● **Problem details**:
Present each line of the entries below that holds the word "Company".

● **Information given**:
· · · ·

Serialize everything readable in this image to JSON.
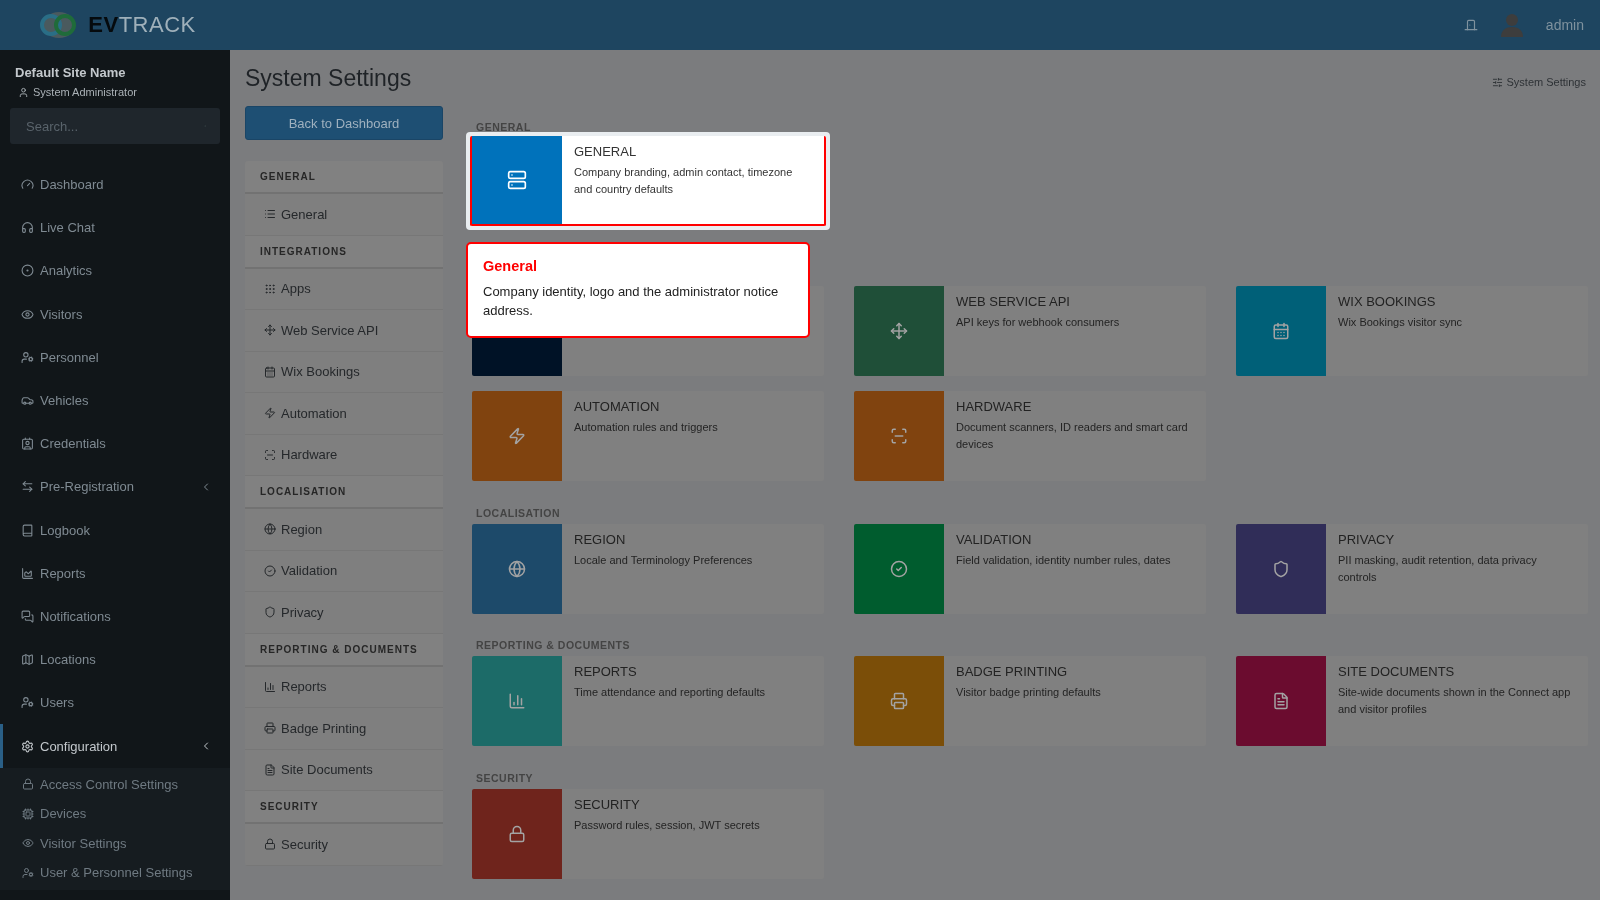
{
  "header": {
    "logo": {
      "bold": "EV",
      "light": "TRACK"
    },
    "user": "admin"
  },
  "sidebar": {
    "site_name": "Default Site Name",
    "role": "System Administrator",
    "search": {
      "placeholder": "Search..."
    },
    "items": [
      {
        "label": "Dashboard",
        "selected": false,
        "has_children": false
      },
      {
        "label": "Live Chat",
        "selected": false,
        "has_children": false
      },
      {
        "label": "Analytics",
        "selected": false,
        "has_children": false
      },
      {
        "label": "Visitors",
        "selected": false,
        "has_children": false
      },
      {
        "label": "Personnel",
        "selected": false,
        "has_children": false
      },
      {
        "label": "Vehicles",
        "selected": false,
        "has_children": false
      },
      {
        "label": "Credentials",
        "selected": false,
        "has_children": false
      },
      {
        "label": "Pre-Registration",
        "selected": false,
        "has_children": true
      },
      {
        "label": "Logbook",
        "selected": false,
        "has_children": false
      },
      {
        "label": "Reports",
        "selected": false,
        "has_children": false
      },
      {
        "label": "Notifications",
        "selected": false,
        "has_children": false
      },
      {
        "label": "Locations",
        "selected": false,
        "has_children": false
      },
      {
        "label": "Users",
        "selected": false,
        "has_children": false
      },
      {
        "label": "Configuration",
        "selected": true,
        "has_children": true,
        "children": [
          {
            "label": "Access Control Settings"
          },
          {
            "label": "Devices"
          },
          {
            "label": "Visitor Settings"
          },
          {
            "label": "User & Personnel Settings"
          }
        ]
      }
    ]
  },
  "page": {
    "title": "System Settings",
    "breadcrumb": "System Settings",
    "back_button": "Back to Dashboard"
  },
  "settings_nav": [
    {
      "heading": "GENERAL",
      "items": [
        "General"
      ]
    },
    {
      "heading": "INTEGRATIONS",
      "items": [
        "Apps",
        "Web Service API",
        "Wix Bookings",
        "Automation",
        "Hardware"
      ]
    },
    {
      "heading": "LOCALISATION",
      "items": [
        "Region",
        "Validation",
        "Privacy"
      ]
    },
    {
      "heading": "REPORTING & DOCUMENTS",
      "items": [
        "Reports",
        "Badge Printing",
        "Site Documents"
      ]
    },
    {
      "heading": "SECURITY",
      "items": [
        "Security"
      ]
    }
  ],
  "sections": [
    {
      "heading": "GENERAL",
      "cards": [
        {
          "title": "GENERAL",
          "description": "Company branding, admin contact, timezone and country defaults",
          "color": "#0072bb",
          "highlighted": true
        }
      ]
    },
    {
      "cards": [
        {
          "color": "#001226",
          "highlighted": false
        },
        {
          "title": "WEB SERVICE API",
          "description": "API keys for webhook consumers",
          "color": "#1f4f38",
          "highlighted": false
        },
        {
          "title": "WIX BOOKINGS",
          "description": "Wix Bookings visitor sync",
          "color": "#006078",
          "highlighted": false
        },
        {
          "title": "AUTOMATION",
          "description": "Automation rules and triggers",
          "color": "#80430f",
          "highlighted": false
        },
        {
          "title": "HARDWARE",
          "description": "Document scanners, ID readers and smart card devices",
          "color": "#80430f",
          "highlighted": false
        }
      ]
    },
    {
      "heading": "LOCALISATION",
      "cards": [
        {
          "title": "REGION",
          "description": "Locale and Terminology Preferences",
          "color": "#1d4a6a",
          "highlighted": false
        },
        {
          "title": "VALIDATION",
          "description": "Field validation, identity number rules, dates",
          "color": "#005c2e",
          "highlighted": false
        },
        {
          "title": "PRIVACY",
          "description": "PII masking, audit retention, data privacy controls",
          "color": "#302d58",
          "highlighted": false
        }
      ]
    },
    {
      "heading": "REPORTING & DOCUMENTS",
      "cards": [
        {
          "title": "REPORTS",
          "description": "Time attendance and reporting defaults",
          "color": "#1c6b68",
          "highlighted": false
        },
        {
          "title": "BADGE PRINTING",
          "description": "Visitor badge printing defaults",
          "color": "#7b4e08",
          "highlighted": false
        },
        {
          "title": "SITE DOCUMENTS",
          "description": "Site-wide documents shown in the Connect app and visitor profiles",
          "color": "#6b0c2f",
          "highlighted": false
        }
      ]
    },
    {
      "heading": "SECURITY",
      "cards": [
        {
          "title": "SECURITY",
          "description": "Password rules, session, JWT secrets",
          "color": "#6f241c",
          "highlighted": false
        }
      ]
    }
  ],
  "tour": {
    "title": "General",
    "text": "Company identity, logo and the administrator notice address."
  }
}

· · · ·

● **In response**:
          "description": "Company branding, admin contact, timezone and country defaults",
    "text": "Company identity, logo and the administrator notice address."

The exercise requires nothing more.